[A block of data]
:::::
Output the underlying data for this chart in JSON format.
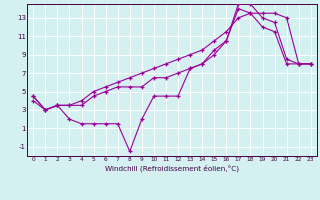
{
  "xlabel": "Windchill (Refroidissement éolien,°C)",
  "bg_color": "#d4f0f0",
  "line_color": "#990099",
  "grid_color": "#ffffff",
  "xlim": [
    -0.5,
    23.5
  ],
  "ylim": [
    -2.0,
    14.5
  ],
  "xticks": [
    0,
    1,
    2,
    3,
    4,
    5,
    6,
    7,
    8,
    9,
    10,
    11,
    12,
    13,
    14,
    15,
    16,
    17,
    18,
    19,
    20,
    21,
    22,
    23
  ],
  "yticks": [
    -1,
    1,
    3,
    5,
    7,
    9,
    11,
    13
  ],
  "line1_x": [
    0,
    1,
    2,
    3,
    4,
    5,
    6,
    7,
    8,
    9,
    10,
    11,
    12,
    13,
    14,
    15,
    16,
    17,
    18,
    19,
    20,
    21,
    22,
    23
  ],
  "line1_y": [
    4.0,
    3.0,
    3.5,
    2.0,
    1.5,
    1.5,
    1.5,
    1.5,
    -1.5,
    2.0,
    4.5,
    4.5,
    4.5,
    7.5,
    8.0,
    9.5,
    10.5,
    14.0,
    13.5,
    12.0,
    11.5,
    8.0,
    8.0,
    8.0
  ],
  "line2_x": [
    0,
    1,
    2,
    3,
    4,
    5,
    6,
    7,
    8,
    9,
    10,
    11,
    12,
    13,
    14,
    15,
    16,
    17,
    18,
    19,
    20,
    21,
    22,
    23
  ],
  "line2_y": [
    4.5,
    3.0,
    3.5,
    3.5,
    3.5,
    4.5,
    5.0,
    5.5,
    5.5,
    5.5,
    6.5,
    6.5,
    7.0,
    7.5,
    8.0,
    9.0,
    10.5,
    14.5,
    14.5,
    13.0,
    12.5,
    8.5,
    8.0,
    8.0
  ],
  "line3_x": [
    0,
    1,
    2,
    3,
    4,
    5,
    6,
    7,
    8,
    9,
    10,
    11,
    12,
    13,
    14,
    15,
    16,
    17,
    18,
    19,
    20,
    21,
    22,
    23
  ],
  "line3_y": [
    4.5,
    3.0,
    3.5,
    3.5,
    4.0,
    5.0,
    5.5,
    6.0,
    6.5,
    7.0,
    7.5,
    8.0,
    8.5,
    9.0,
    9.5,
    10.5,
    11.5,
    13.0,
    13.5,
    13.5,
    13.5,
    13.0,
    8.0,
    8.0
  ]
}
:::::
**TASK TO COMPLETE**: Repeat every record above exactly, but leave out any pictures.

**EXPECTED ANSWER**:
Output the underlying data for this chart in JSON format.
{
  "xlabel": "Windchill (Refroidissement éolien,°C)",
  "bg_color": "#d4f0f0",
  "line_color": "#990099",
  "grid_color": "#ffffff",
  "xlim": [
    -0.5,
    23.5
  ],
  "ylim": [
    -2.0,
    14.5
  ],
  "xticks": [
    0,
    1,
    2,
    3,
    4,
    5,
    6,
    7,
    8,
    9,
    10,
    11,
    12,
    13,
    14,
    15,
    16,
    17,
    18,
    19,
    20,
    21,
    22,
    23
  ],
  "yticks": [
    -1,
    1,
    3,
    5,
    7,
    9,
    11,
    13
  ],
  "line1_x": [
    0,
    1,
    2,
    3,
    4,
    5,
    6,
    7,
    8,
    9,
    10,
    11,
    12,
    13,
    14,
    15,
    16,
    17,
    18,
    19,
    20,
    21,
    22,
    23
  ],
  "line1_y": [
    4.0,
    3.0,
    3.5,
    2.0,
    1.5,
    1.5,
    1.5,
    1.5,
    -1.5,
    2.0,
    4.5,
    4.5,
    4.5,
    7.5,
    8.0,
    9.5,
    10.5,
    14.0,
    13.5,
    12.0,
    11.5,
    8.0,
    8.0,
    8.0
  ],
  "line2_x": [
    0,
    1,
    2,
    3,
    4,
    5,
    6,
    7,
    8,
    9,
    10,
    11,
    12,
    13,
    14,
    15,
    16,
    17,
    18,
    19,
    20,
    21,
    22,
    23
  ],
  "line2_y": [
    4.5,
    3.0,
    3.5,
    3.5,
    3.5,
    4.5,
    5.0,
    5.5,
    5.5,
    5.5,
    6.5,
    6.5,
    7.0,
    7.5,
    8.0,
    9.0,
    10.5,
    14.5,
    14.5,
    13.0,
    12.5,
    8.5,
    8.0,
    8.0
  ],
  "line3_x": [
    0,
    1,
    2,
    3,
    4,
    5,
    6,
    7,
    8,
    9,
    10,
    11,
    12,
    13,
    14,
    15,
    16,
    17,
    18,
    19,
    20,
    21,
    22,
    23
  ],
  "line3_y": [
    4.5,
    3.0,
    3.5,
    3.5,
    4.0,
    5.0,
    5.5,
    6.0,
    6.5,
    7.0,
    7.5,
    8.0,
    8.5,
    9.0,
    9.5,
    10.5,
    11.5,
    13.0,
    13.5,
    13.5,
    13.5,
    13.0,
    8.0,
    8.0
  ]
}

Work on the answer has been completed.